# Exercise brief
Write out the listing below again, precisely as it is given.

====== Supplied material ======

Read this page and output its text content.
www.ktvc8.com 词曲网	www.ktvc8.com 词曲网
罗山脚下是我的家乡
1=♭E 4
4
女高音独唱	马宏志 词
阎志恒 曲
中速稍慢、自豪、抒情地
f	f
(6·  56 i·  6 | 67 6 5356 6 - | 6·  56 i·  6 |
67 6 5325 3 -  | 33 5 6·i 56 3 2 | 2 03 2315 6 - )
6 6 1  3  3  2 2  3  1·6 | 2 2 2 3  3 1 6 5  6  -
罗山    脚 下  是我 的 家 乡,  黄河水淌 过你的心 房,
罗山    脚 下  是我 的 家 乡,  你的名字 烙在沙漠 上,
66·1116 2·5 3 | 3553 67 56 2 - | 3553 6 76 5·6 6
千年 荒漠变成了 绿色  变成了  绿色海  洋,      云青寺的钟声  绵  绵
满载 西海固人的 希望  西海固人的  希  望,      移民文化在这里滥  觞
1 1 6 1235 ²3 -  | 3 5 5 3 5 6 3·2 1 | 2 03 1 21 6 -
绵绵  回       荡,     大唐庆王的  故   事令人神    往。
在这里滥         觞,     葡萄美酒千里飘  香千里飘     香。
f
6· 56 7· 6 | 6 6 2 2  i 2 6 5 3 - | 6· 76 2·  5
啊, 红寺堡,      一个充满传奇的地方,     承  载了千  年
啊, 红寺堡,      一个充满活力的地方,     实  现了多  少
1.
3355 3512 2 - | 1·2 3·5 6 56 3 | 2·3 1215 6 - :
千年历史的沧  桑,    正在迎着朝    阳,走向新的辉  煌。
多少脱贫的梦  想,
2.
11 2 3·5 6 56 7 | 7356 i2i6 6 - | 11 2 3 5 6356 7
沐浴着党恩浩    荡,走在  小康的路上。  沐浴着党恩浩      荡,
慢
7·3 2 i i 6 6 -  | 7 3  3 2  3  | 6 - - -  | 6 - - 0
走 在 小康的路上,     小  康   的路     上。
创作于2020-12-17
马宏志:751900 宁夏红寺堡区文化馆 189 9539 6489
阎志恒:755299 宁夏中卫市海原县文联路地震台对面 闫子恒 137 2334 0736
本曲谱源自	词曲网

======

# Solution to this task
Read this page and output its text content.
www.ktvc8.com 词曲网	www.ktvc8.com 词曲网
罗山脚下是我的家乡
1=♭E 4
4
女高音独唱	马宏志 词
阎志恒 曲
中速稍慢、自豪、抒情地
f	f
(6·  56 i·  6 | 67 6 5356 6 - | 6·  56 i·  6 |
67 6 5325 3 -  | 33 5 6·i 56 3 2 | 2 03 2315 6 - )
6 6 1  3  3  2 2  3  1·6 | 2 2 2 3  3 1 6 5  6  -
罗山    脚 下  是我 的 家 乡,  黄河水淌 过你的心 房,
罗山    脚 下  是我 的 家 乡,  你的名字 烙在沙漠 上,
66·1116 2·5 3 | 3553 67 56 2 - | 3553 6 76 5·6 6
千年 荒漠变成了 绿色  变成了  绿色海  洋,      云青寺的钟声  绵  绵
满载 西海固人的 希望  西海固人的  希  望,      移民文化在这里滥  觞
1 1 6 1235 ²3 -  | 3 5 5 3 5 6 3·2 1 | 2 03 1 21 6 -
绵绵  回       荡,     大唐庆王的  故   事令人神    往。
在这里滥         觞,     葡萄美酒千里飘  香千里飘     香。
f
6· 56 7· 6 | 6 6 2 2  i 2 6 5 3 - | 6· 76 2·  5
啊, 红寺堡,      一个充满传奇的地方,     承  载了千  年
啊, 红寺堡,      一个充满活力的地方,     实  现了多  少
1.
3355 3512 2 - | 1·2 3·5 6 56 3 | 2·3 1215 6 - :
千年历史的沧  桑,    正在迎着朝    阳,走向新的辉  煌。
多少脱贫的梦  想,
2.
11 2 3·5 6 56 7 | 7356 i2i6 6 - | 11 2 3 5 6356 7
沐浴着党恩浩    荡,走在  小康的路上。  沐浴着党恩浩      荡,
慢
7·3 2 i i 6 6 -  | 7 3  3 2  3  | 6 - - -  | 6 - - 0
走 在 小康的路上,     小  康   的路     上。
创作于2020-12-17
马宏志:751900 宁夏红寺堡区文化馆 189 9539 6489
阎志恒:755299 宁夏中卫市海原县文联路地震台对面 闫子恒 137 2334 0736
本曲谱源自	词曲网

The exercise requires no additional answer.